**Set task:** Pictures aside, write out every record exactly as it appears.

[begin Given information]

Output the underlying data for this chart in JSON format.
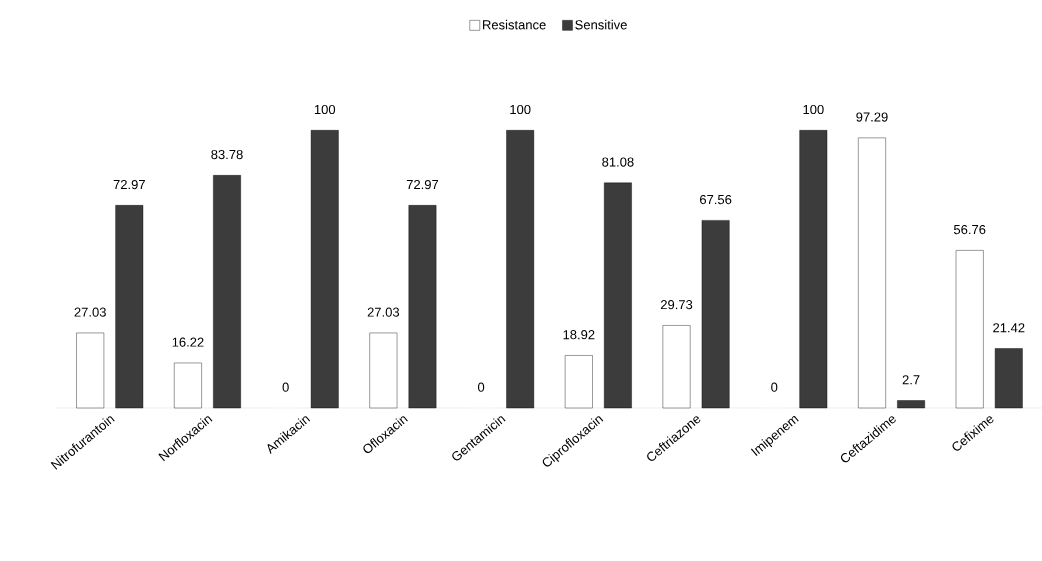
{
  "chart_data": {
    "type": "bar",
    "categories": [
      "Nitrofurantoin",
      "Norfloxacin",
      "Amikacin",
      "Ofloxacin",
      "Gentamicin",
      "Ciprofloxacin",
      "Ceftriazone",
      "Imipenem",
      "Ceftazidime",
      "Cefixime"
    ],
    "series": [
      {
        "name": "Resistance",
        "color": "#ffffff",
        "values": [
          27.03,
          16.22,
          0,
          27.03,
          0,
          18.92,
          29.73,
          0,
          97.29,
          56.76
        ]
      },
      {
        "name": "Sensitive",
        "color": "#3c3c3c",
        "values": [
          72.97,
          83.78,
          100,
          72.97,
          100,
          81.08,
          67.56,
          100,
          2.7,
          21.42
        ]
      }
    ],
    "data_labels": true,
    "legend": "top"
  }
}
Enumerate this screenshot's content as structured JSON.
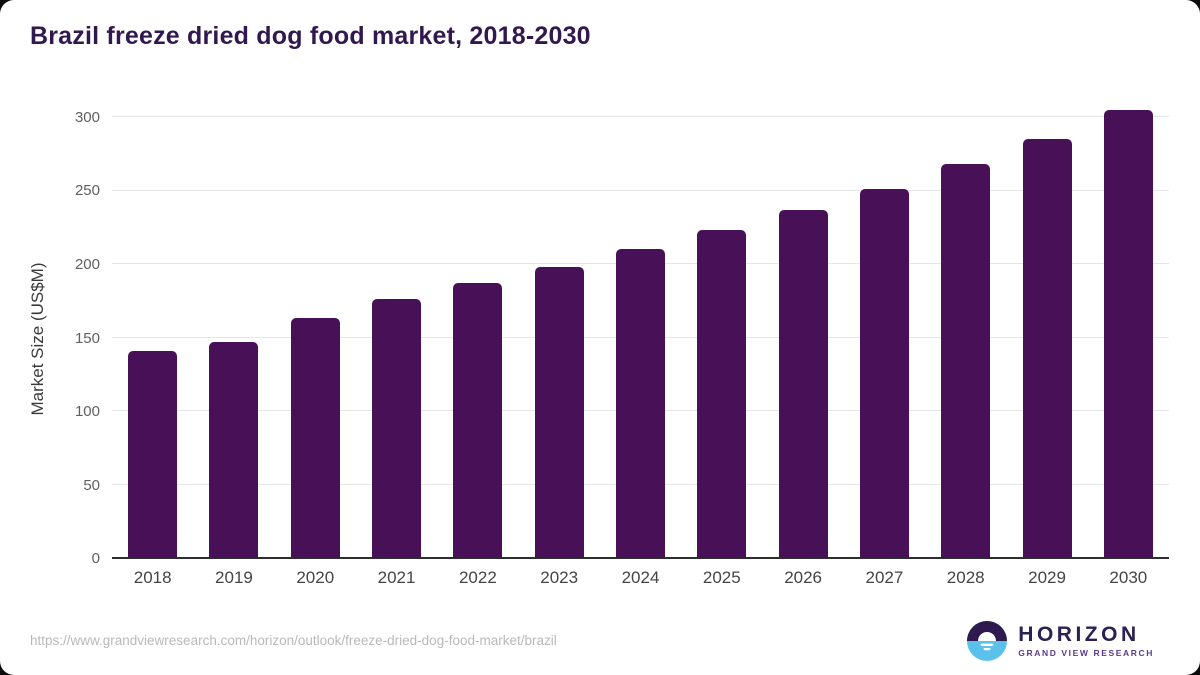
{
  "title": "Brazil freeze dried dog food market, 2018-2030",
  "chart_data": {
    "type": "bar",
    "categories": [
      "2018",
      "2019",
      "2020",
      "2021",
      "2022",
      "2023",
      "2024",
      "2025",
      "2026",
      "2027",
      "2028",
      "2029",
      "2030"
    ],
    "values": [
      141,
      147,
      163,
      176,
      187,
      198,
      210,
      223,
      237,
      251,
      268,
      285,
      305
    ],
    "title": "Brazil freeze dried dog food market, 2018-2030",
    "xlabel": "",
    "ylabel": "Market Size (US$M)",
    "ylim": [
      0,
      300
    ],
    "yticks": [
      0,
      50,
      100,
      150,
      200,
      250,
      300
    ],
    "grid": true,
    "legend": "none",
    "bar_color": "#471057"
  },
  "footer": {
    "source_url": "https://www.grandviewresearch.com/horizon/outlook/freeze-dried-dog-food-market/brazil",
    "logo_name": "HORIZON",
    "logo_tagline": "GRAND VIEW RESEARCH"
  },
  "colors": {
    "title": "#31184f",
    "bar": "#471057",
    "gridline": "#e6e6e6",
    "baseline": "#2e2e2e",
    "axis_text": "#5f5f5f",
    "logo_purple": "#2e1a4e",
    "logo_blue": "#5ac1ea"
  }
}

[end Given information]

**Exercise result:**
Output the underlying data for this chart in JSON format.
{
  "chart_data": {
    "type": "bar",
    "categories": [
      "Nitrofurantoin",
      "Norfloxacin",
      "Amikacin",
      "Ofloxacin",
      "Gentamicin",
      "Ciprofloxacin",
      "Ceftriazone",
      "Imipenem",
      "Ceftazidime",
      "Cefixime"
    ],
    "series": [
      {
        "name": "Resistance",
        "color": "#ffffff",
        "values": [
          27.03,
          16.22,
          0,
          27.03,
          0,
          18.92,
          29.73,
          0,
          97.29,
          56.76
        ]
      },
      {
        "name": "Sensitive",
        "color": "#3c3c3c",
        "values": [
          72.97,
          83.78,
          100,
          72.97,
          100,
          81.08,
          67.56,
          100,
          2.7,
          21.42
        ]
      }
    ],
    "data_labels": true,
    "legend": "top"
  }
}
Enumerate this screenshot's content as structured JSON.
{
  "title": "Brazil freeze dried dog food market, 2018-2030",
  "chart_data": {
    "type": "bar",
    "categories": [
      "2018",
      "2019",
      "2020",
      "2021",
      "2022",
      "2023",
      "2024",
      "2025",
      "2026",
      "2027",
      "2028",
      "2029",
      "2030"
    ],
    "values": [
      141,
      147,
      163,
      176,
      187,
      198,
      210,
      223,
      237,
      251,
      268,
      285,
      305
    ],
    "title": "Brazil freeze dried dog food market, 2018-2030",
    "xlabel": "",
    "ylabel": "Market Size (US$M)",
    "ylim": [
      0,
      300
    ],
    "yticks": [
      0,
      50,
      100,
      150,
      200,
      250,
      300
    ],
    "grid": true,
    "legend": "none",
    "bar_color": "#471057"
  },
  "footer": {
    "source_url": "https://www.grandviewresearch.com/horizon/outlook/freeze-dried-dog-food-market/brazil",
    "logo_name": "HORIZON",
    "logo_tagline": "GRAND VIEW RESEARCH"
  },
  "colors": {
    "title": "#31184f",
    "bar": "#471057",
    "gridline": "#e6e6e6",
    "baseline": "#2e2e2e",
    "axis_text": "#5f5f5f",
    "logo_purple": "#2e1a4e",
    "logo_blue": "#5ac1ea"
  }
}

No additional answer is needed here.